** start Items **
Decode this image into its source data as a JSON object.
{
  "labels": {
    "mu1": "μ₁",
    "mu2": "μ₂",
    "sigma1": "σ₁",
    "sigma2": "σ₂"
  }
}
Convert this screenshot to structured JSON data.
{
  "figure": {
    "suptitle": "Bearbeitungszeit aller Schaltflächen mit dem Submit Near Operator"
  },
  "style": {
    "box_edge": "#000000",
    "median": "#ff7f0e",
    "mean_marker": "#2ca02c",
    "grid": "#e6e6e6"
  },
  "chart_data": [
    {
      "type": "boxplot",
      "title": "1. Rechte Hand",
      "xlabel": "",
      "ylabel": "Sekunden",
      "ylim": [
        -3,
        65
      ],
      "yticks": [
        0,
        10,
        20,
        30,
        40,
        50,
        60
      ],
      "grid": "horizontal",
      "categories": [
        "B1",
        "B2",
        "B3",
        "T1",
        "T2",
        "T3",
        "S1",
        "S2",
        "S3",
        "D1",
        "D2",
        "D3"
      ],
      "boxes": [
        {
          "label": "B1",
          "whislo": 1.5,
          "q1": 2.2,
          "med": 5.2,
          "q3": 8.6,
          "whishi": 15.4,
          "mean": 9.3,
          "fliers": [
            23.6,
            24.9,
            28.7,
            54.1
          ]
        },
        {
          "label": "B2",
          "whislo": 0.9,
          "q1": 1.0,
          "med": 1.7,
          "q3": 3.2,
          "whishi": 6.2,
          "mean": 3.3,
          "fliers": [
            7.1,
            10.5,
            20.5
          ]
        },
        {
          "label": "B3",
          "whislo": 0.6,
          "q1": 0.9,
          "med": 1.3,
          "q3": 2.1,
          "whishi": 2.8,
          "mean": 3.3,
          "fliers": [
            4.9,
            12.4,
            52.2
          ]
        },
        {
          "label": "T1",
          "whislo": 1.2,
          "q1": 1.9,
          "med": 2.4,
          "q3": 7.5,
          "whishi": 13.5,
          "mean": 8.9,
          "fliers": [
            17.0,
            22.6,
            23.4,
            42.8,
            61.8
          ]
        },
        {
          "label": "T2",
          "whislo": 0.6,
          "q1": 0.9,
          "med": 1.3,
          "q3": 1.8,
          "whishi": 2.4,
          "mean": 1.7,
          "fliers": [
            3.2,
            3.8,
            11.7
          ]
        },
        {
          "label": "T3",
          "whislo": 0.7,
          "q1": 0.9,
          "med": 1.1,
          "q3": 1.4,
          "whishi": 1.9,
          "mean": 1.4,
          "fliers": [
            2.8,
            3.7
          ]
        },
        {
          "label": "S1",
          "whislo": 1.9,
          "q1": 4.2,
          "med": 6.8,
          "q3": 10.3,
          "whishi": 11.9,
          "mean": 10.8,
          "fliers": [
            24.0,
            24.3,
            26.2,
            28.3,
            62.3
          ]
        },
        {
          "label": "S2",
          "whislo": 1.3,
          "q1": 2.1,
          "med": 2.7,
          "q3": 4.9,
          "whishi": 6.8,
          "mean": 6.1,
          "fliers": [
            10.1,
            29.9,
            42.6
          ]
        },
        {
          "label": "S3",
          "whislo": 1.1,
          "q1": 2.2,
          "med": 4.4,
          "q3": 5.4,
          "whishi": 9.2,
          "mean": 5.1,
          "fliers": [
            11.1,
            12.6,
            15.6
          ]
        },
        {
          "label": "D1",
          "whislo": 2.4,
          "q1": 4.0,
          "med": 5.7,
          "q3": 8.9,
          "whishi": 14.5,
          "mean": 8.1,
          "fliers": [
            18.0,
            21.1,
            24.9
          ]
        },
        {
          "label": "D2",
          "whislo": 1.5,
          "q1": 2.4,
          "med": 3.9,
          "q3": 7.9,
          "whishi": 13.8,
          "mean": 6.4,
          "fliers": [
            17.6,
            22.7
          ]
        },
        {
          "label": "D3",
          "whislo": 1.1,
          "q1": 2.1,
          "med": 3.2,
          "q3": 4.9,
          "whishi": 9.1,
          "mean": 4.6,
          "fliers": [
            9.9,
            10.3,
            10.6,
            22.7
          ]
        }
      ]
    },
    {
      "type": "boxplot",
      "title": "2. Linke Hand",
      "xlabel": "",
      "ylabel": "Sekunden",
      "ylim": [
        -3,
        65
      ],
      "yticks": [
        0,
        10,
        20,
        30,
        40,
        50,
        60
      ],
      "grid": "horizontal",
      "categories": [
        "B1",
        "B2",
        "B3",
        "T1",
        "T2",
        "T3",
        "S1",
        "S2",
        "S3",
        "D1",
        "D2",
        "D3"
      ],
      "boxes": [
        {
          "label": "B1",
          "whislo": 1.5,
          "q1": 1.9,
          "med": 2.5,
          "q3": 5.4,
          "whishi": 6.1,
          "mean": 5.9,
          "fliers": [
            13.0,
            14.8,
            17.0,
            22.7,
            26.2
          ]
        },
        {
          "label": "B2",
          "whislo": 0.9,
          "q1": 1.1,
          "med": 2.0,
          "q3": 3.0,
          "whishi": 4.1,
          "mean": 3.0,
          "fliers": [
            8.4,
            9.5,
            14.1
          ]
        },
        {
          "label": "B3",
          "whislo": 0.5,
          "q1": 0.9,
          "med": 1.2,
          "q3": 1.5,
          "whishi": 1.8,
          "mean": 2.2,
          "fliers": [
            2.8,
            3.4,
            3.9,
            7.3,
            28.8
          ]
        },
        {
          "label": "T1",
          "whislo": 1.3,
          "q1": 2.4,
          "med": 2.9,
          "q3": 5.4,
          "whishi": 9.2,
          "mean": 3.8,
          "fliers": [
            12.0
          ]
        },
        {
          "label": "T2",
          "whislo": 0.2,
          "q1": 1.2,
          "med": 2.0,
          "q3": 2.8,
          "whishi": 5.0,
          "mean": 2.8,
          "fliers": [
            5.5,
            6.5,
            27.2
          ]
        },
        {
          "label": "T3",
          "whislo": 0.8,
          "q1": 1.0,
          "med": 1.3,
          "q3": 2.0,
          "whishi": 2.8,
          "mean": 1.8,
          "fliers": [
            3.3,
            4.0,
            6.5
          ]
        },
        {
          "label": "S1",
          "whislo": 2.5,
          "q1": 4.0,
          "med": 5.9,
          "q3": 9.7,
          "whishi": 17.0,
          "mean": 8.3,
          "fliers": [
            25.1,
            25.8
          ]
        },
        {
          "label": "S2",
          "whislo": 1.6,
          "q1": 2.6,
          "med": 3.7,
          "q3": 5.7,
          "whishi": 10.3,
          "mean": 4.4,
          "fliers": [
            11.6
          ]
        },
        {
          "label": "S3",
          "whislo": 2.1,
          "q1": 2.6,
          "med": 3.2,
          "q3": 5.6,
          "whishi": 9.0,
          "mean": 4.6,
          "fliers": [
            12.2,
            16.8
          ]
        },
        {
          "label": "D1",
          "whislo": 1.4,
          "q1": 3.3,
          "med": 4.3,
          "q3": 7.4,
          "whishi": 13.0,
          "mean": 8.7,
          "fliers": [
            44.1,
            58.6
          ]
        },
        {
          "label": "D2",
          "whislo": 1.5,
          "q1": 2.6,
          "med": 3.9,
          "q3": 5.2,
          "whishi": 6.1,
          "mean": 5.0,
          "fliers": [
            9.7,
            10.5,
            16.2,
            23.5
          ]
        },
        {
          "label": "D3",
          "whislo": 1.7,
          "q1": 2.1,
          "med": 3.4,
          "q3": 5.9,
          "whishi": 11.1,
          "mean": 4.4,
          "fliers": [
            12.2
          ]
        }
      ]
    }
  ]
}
** end Items **
> Task requirements
Repeat all the entries word for word.

> Result below
Decode this image into its source data as a JSON object.
{
  "labels": {
    "mu1": "μ₁",
    "mu2": "μ₂",
    "sigma1": "σ₁",
    "sigma2": "σ₂"
  }
}
Convert this screenshot to structured JSON data.
{
  "figure": {
    "suptitle": "Bearbeitungszeit aller Schaltflächen mit dem Submit Near Operator"
  },
  "style": {
    "box_edge": "#000000",
    "median": "#ff7f0e",
    "mean_marker": "#2ca02c",
    "grid": "#e6e6e6"
  },
  "chart_data": [
    {
      "type": "boxplot",
      "title": "1. Rechte Hand",
      "xlabel": "",
      "ylabel": "Sekunden",
      "ylim": [
        -3,
        65
      ],
      "yticks": [
        0,
        10,
        20,
        30,
        40,
        50,
        60
      ],
      "grid": "horizontal",
      "categories": [
        "B1",
        "B2",
        "B3",
        "T1",
        "T2",
        "T3",
        "S1",
        "S2",
        "S3",
        "D1",
        "D2",
        "D3"
      ],
      "boxes": [
        {
          "label": "B1",
          "whislo": 1.5,
          "q1": 2.2,
          "med": 5.2,
          "q3": 8.6,
          "whishi": 15.4,
          "mean": 9.3,
          "fliers": [
            23.6,
            24.9,
            28.7,
            54.1
          ]
        },
        {
          "label": "B2",
          "whislo": 0.9,
          "q1": 1.0,
          "med": 1.7,
          "q3": 3.2,
          "whishi": 6.2,
          "mean": 3.3,
          "fliers": [
            7.1,
            10.5,
            20.5
          ]
        },
        {
          "label": "B3",
          "whislo": 0.6,
          "q1": 0.9,
          "med": 1.3,
          "q3": 2.1,
          "whishi": 2.8,
          "mean": 3.3,
          "fliers": [
            4.9,
            12.4,
            52.2
          ]
        },
        {
          "label": "T1",
          "whislo": 1.2,
          "q1": 1.9,
          "med": 2.4,
          "q3": 7.5,
          "whishi": 13.5,
          "mean": 8.9,
          "fliers": [
            17.0,
            22.6,
            23.4,
            42.8,
            61.8
          ]
        },
        {
          "label": "T2",
          "whislo": 0.6,
          "q1": 0.9,
          "med": 1.3,
          "q3": 1.8,
          "whishi": 2.4,
          "mean": 1.7,
          "fliers": [
            3.2,
            3.8,
            11.7
          ]
        },
        {
          "label": "T3",
          "whislo": 0.7,
          "q1": 0.9,
          "med": 1.1,
          "q3": 1.4,
          "whishi": 1.9,
          "mean": 1.4,
          "fliers": [
            2.8,
            3.7
          ]
        },
        {
          "label": "S1",
          "whislo": 1.9,
          "q1": 4.2,
          "med": 6.8,
          "q3": 10.3,
          "whishi": 11.9,
          "mean": 10.8,
          "fliers": [
            24.0,
            24.3,
            26.2,
            28.3,
            62.3
          ]
        },
        {
          "label": "S2",
          "whislo": 1.3,
          "q1": 2.1,
          "med": 2.7,
          "q3": 4.9,
          "whishi": 6.8,
          "mean": 6.1,
          "fliers": [
            10.1,
            29.9,
            42.6
          ]
        },
        {
          "label": "S3",
          "whislo": 1.1,
          "q1": 2.2,
          "med": 4.4,
          "q3": 5.4,
          "whishi": 9.2,
          "mean": 5.1,
          "fliers": [
            11.1,
            12.6,
            15.6
          ]
        },
        {
          "label": "D1",
          "whislo": 2.4,
          "q1": 4.0,
          "med": 5.7,
          "q3": 8.9,
          "whishi": 14.5,
          "mean": 8.1,
          "fliers": [
            18.0,
            21.1,
            24.9
          ]
        },
        {
          "label": "D2",
          "whislo": 1.5,
          "q1": 2.4,
          "med": 3.9,
          "q3": 7.9,
          "whishi": 13.8,
          "mean": 6.4,
          "fliers": [
            17.6,
            22.7
          ]
        },
        {
          "label": "D3",
          "whislo": 1.1,
          "q1": 2.1,
          "med": 3.2,
          "q3": 4.9,
          "whishi": 9.1,
          "mean": 4.6,
          "fliers": [
            9.9,
            10.3,
            10.6,
            22.7
          ]
        }
      ]
    },
    {
      "type": "boxplot",
      "title": "2. Linke Hand",
      "xlabel": "",
      "ylabel": "Sekunden",
      "ylim": [
        -3,
        65
      ],
      "yticks": [
        0,
        10,
        20,
        30,
        40,
        50,
        60
      ],
      "grid": "horizontal",
      "categories": [
        "B1",
        "B2",
        "B3",
        "T1",
        "T2",
        "T3",
        "S1",
        "S2",
        "S3",
        "D1",
        "D2",
        "D3"
      ],
      "boxes": [
        {
          "label": "B1",
          "whislo": 1.5,
          "q1": 1.9,
          "med": 2.5,
          "q3": 5.4,
          "whishi": 6.1,
          "mean": 5.9,
          "fliers": [
            13.0,
            14.8,
            17.0,
            22.7,
            26.2
          ]
        },
        {
          "label": "B2",
          "whislo": 0.9,
          "q1": 1.1,
          "med": 2.0,
          "q3": 3.0,
          "whishi": 4.1,
          "mean": 3.0,
          "fliers": [
            8.4,
            9.5,
            14.1
          ]
        },
        {
          "label": "B3",
          "whislo": 0.5,
          "q1": 0.9,
          "med": 1.2,
          "q3": 1.5,
          "whishi": 1.8,
          "mean": 2.2,
          "fliers": [
            2.8,
            3.4,
            3.9,
            7.3,
            28.8
          ]
        },
        {
          "label": "T1",
          "whislo": 1.3,
          "q1": 2.4,
          "med": 2.9,
          "q3": 5.4,
          "whishi": 9.2,
          "mean": 3.8,
          "fliers": [
            12.0
          ]
        },
        {
          "label": "T2",
          "whislo": 0.2,
          "q1": 1.2,
          "med": 2.0,
          "q3": 2.8,
          "whishi": 5.0,
          "mean": 2.8,
          "fliers": [
            5.5,
            6.5,
            27.2
          ]
        },
        {
          "label": "T3",
          "whislo": 0.8,
          "q1": 1.0,
          "med": 1.3,
          "q3": 2.0,
          "whishi": 2.8,
          "mean": 1.8,
          "fliers": [
            3.3,
            4.0,
            6.5
          ]
        },
        {
          "label": "S1",
          "whislo": 2.5,
          "q1": 4.0,
          "med": 5.9,
          "q3": 9.7,
          "whishi": 17.0,
          "mean": 8.3,
          "fliers": [
            25.1,
            25.8
          ]
        },
        {
          "label": "S2",
          "whislo": 1.6,
          "q1": 2.6,
          "med": 3.7,
          "q3": 5.7,
          "whishi": 10.3,
          "mean": 4.4,
          "fliers": [
            11.6
          ]
        },
        {
          "label": "S3",
          "whislo": 2.1,
          "q1": 2.6,
          "med": 3.2,
          "q3": 5.6,
          "whishi": 9.0,
          "mean": 4.6,
          "fliers": [
            12.2,
            16.8
          ]
        },
        {
          "label": "D1",
          "whislo": 1.4,
          "q1": 3.3,
          "med": 4.3,
          "q3": 7.4,
          "whishi": 13.0,
          "mean": 8.7,
          "fliers": [
            44.1,
            58.6
          ]
        },
        {
          "label": "D2",
          "whislo": 1.5,
          "q1": 2.6,
          "med": 3.9,
          "q3": 5.2,
          "whishi": 6.1,
          "mean": 5.0,
          "fliers": [
            9.7,
            10.5,
            16.2,
            23.5
          ]
        },
        {
          "label": "D3",
          "whislo": 1.7,
          "q1": 2.1,
          "med": 3.4,
          "q3": 5.9,
          "whishi": 11.1,
          "mean": 4.4,
          "fliers": [
            12.2
          ]
        }
      ]
    }
  ]
}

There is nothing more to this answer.